··· Records provided ···

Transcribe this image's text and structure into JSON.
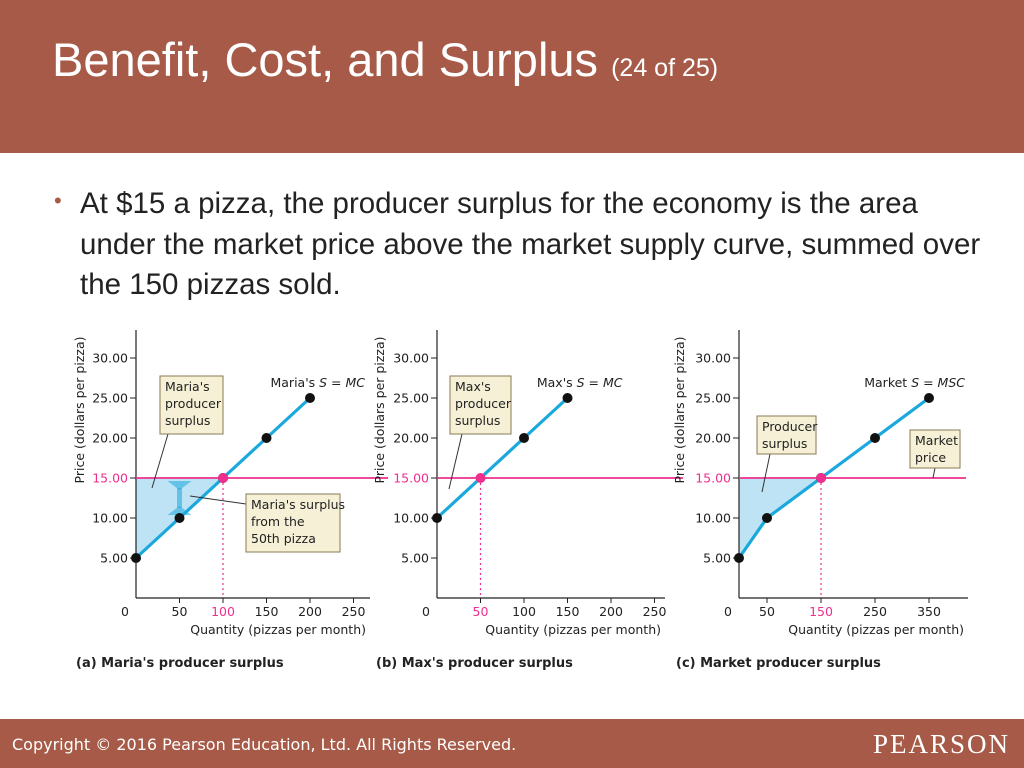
{
  "slide": {
    "title": "Benefit, Cost, and Surplus",
    "counter": "(24 of 25)",
    "bullet": "At $15 a pizza, the producer surplus for the economy is the area under the market price above the market supply curve, summed over the 150 pizzas sold.",
    "copyright": "Copyright © 2016 Pearson Education, Ltd. All Rights Reserved.",
    "brand": "PEARSON"
  },
  "colors": {
    "header": "#a65a47",
    "supply_line": "#1ba8dd",
    "surplus_fill": "#bde3f5",
    "price_line": "#ee2f8e",
    "point": "#111111",
    "callout_fill": "#f6f1d6",
    "callout_border": "#8a7a55"
  },
  "chart_data": [
    {
      "type": "line",
      "caption": "(a) Maria's producer surplus",
      "ylabel": "Price (dollars per pizza)",
      "xlabel": "Quantity (pizzas per month)",
      "xlim": [
        0,
        250
      ],
      "ylim": [
        0,
        30
      ],
      "xticks": [
        "0",
        "50",
        "100",
        "150",
        "200",
        "250"
      ],
      "yticks": [
        "5.00",
        "10.00",
        "15.00",
        "20.00",
        "25.00",
        "30.00"
      ],
      "highlight_xtick": "100",
      "highlight_ytick": "15.00",
      "price": 15,
      "quantity_sold": 100,
      "series": [
        {
          "name": "Maria's S = MC",
          "x": [
            0,
            50,
            100,
            150,
            200
          ],
          "y": [
            5,
            10,
            15,
            20,
            25
          ]
        }
      ],
      "callouts": [
        "Maria's\nproducer\nsurplus",
        "Maria's surplus\nfrom the\n50th pizza"
      ]
    },
    {
      "type": "line",
      "caption": "(b) Max's producer surplus",
      "ylabel": "Price (dollars per pizza)",
      "xlabel": "Quantity (pizzas per month)",
      "xlim": [
        0,
        250
      ],
      "ylim": [
        0,
        30
      ],
      "xticks": [
        "0",
        "50",
        "100",
        "150",
        "200",
        "250"
      ],
      "yticks": [
        "5.00",
        "10.00",
        "15.00",
        "20.00",
        "25.00",
        "30.00"
      ],
      "highlight_xtick": "50",
      "highlight_ytick": "15.00",
      "price": 15,
      "quantity_sold": 50,
      "series": [
        {
          "name": "Max's S = MC",
          "x": [
            0,
            100,
            150
          ],
          "y": [
            10,
            20,
            25
          ]
        }
      ],
      "callouts": [
        "Max's\nproducer\nsurplus"
      ]
    },
    {
      "type": "line",
      "caption": "(c) Market producer surplus",
      "ylabel": "Price (dollars per pizza)",
      "xlabel": "Quantity (pizzas per month)",
      "xlim": [
        0,
        400
      ],
      "ylim": [
        0,
        30
      ],
      "xticks": [
        "0",
        "50",
        "150",
        "250",
        "350"
      ],
      "yticks": [
        "5.00",
        "10.00",
        "15.00",
        "20.00",
        "25.00",
        "30.00"
      ],
      "highlight_xtick": "150",
      "highlight_ytick": "15.00",
      "price": 15,
      "quantity_sold": 150,
      "series": [
        {
          "name": "Market S = MSC",
          "x": [
            0,
            50,
            150,
            250,
            350
          ],
          "y": [
            5,
            10,
            15,
            20,
            25
          ]
        }
      ],
      "callouts": [
        "Producer\nsurplus",
        "Market\nprice"
      ]
    }
  ]
}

···

== Aim of the exercise ==
Print all of the entries word for word. Skip any images they contain.

== Exercise answer ==
Transcribe this image's text and structure into JSON.
{
  "slide": {
    "title": "Benefit, Cost, and Surplus",
    "counter": "(24 of 25)",
    "bullet": "At $15 a pizza, the producer surplus for the economy is the area under the market price above the market supply curve, summed over the 150 pizzas sold.",
    "copyright": "Copyright © 2016 Pearson Education, Ltd. All Rights Reserved.",
    "brand": "PEARSON"
  },
  "colors": {
    "header": "#a65a47",
    "supply_line": "#1ba8dd",
    "surplus_fill": "#bde3f5",
    "price_line": "#ee2f8e",
    "point": "#111111",
    "callout_fill": "#f6f1d6",
    "callout_border": "#8a7a55"
  },
  "chart_data": [
    {
      "type": "line",
      "caption": "(a) Maria's producer surplus",
      "ylabel": "Price (dollars per pizza)",
      "xlabel": "Quantity (pizzas per month)",
      "xlim": [
        0,
        250
      ],
      "ylim": [
        0,
        30
      ],
      "xticks": [
        "0",
        "50",
        "100",
        "150",
        "200",
        "250"
      ],
      "yticks": [
        "5.00",
        "10.00",
        "15.00",
        "20.00",
        "25.00",
        "30.00"
      ],
      "highlight_xtick": "100",
      "highlight_ytick": "15.00",
      "price": 15,
      "quantity_sold": 100,
      "series": [
        {
          "name": "Maria's S = MC",
          "x": [
            0,
            50,
            100,
            150,
            200
          ],
          "y": [
            5,
            10,
            15,
            20,
            25
          ]
        }
      ],
      "callouts": [
        "Maria's\nproducer\nsurplus",
        "Maria's surplus\nfrom the\n50th pizza"
      ]
    },
    {
      "type": "line",
      "caption": "(b) Max's producer surplus",
      "ylabel": "Price (dollars per pizza)",
      "xlabel": "Quantity (pizzas per month)",
      "xlim": [
        0,
        250
      ],
      "ylim": [
        0,
        30
      ],
      "xticks": [
        "0",
        "50",
        "100",
        "150",
        "200",
        "250"
      ],
      "yticks": [
        "5.00",
        "10.00",
        "15.00",
        "20.00",
        "25.00",
        "30.00"
      ],
      "highlight_xtick": "50",
      "highlight_ytick": "15.00",
      "price": 15,
      "quantity_sold": 50,
      "series": [
        {
          "name": "Max's S = MC",
          "x": [
            0,
            100,
            150
          ],
          "y": [
            10,
            20,
            25
          ]
        }
      ],
      "callouts": [
        "Max's\nproducer\nsurplus"
      ]
    },
    {
      "type": "line",
      "caption": "(c) Market producer surplus",
      "ylabel": "Price (dollars per pizza)",
      "xlabel": "Quantity (pizzas per month)",
      "xlim": [
        0,
        400
      ],
      "ylim": [
        0,
        30
      ],
      "xticks": [
        "0",
        "50",
        "150",
        "250",
        "350"
      ],
      "yticks": [
        "5.00",
        "10.00",
        "15.00",
        "20.00",
        "25.00",
        "30.00"
      ],
      "highlight_xtick": "150",
      "highlight_ytick": "15.00",
      "price": 15,
      "quantity_sold": 150,
      "series": [
        {
          "name": "Market S = MSC",
          "x": [
            0,
            50,
            150,
            250,
            350
          ],
          "y": [
            5,
            10,
            15,
            20,
            25
          ]
        }
      ],
      "callouts": [
        "Producer\nsurplus",
        "Market\nprice"
      ]
    }
  ]
}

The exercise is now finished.